**EXERCISE GOAL:** Copy all the material that follows, keeping every character the same.

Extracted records
╭──
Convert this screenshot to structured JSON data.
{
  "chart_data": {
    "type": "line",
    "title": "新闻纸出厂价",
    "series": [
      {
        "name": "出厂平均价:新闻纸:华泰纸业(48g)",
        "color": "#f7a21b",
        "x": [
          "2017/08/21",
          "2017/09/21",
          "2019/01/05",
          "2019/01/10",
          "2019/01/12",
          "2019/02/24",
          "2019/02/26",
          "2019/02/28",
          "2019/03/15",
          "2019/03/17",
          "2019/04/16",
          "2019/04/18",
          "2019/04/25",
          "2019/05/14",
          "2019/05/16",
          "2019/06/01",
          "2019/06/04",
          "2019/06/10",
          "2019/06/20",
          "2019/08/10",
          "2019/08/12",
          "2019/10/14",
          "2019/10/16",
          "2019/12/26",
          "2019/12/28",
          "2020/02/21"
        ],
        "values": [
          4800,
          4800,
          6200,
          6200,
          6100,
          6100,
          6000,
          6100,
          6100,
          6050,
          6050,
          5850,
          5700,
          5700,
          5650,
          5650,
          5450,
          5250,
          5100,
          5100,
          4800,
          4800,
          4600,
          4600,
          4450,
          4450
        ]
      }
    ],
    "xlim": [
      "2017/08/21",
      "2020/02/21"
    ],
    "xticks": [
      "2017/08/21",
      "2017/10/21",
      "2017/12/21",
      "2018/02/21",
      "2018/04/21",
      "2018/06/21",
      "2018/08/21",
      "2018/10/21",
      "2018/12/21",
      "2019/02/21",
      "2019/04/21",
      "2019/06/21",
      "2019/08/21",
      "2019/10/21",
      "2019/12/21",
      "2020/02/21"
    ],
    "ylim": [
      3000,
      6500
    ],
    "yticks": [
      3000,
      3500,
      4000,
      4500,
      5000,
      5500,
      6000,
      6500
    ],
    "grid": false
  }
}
╰──
**RESPONSE TO THE EXERCISE:**
Convert this screenshot to structured JSON data.
{
  "chart_data": {
    "type": "line",
    "title": "新闻纸出厂价",
    "series": [
      {
        "name": "出厂平均价:新闻纸:华泰纸业(48g)",
        "color": "#f7a21b",
        "x": [
          "2017/08/21",
          "2017/09/21",
          "2019/01/05",
          "2019/01/10",
          "2019/01/12",
          "2019/02/24",
          "2019/02/26",
          "2019/02/28",
          "2019/03/15",
          "2019/03/17",
          "2019/04/16",
          "2019/04/18",
          "2019/04/25",
          "2019/05/14",
          "2019/05/16",
          "2019/06/01",
          "2019/06/04",
          "2019/06/10",
          "2019/06/20",
          "2019/08/10",
          "2019/08/12",
          "2019/10/14",
          "2019/10/16",
          "2019/12/26",
          "2019/12/28",
          "2020/02/21"
        ],
        "values": [
          4800,
          4800,
          6200,
          6200,
          6100,
          6100,
          6000,
          6100,
          6100,
          6050,
          6050,
          5850,
          5700,
          5700,
          5650,
          5650,
          5450,
          5250,
          5100,
          5100,
          4800,
          4800,
          4600,
          4600,
          4450,
          4450
        ]
      }
    ],
    "xlim": [
      "2017/08/21",
      "2020/02/21"
    ],
    "xticks": [
      "2017/08/21",
      "2017/10/21",
      "2017/12/21",
      "2018/02/21",
      "2018/04/21",
      "2018/06/21",
      "2018/08/21",
      "2018/10/21",
      "2018/12/21",
      "2019/02/21",
      "2019/04/21",
      "2019/06/21",
      "2019/08/21",
      "2019/10/21",
      "2019/12/21",
      "2020/02/21"
    ],
    "ylim": [
      3000,
      6500
    ],
    "yticks": [
      3000,
      3500,
      4000,
      4500,
      5000,
      5500,
      6000,
      6500
    ],
    "grid": false
  }
}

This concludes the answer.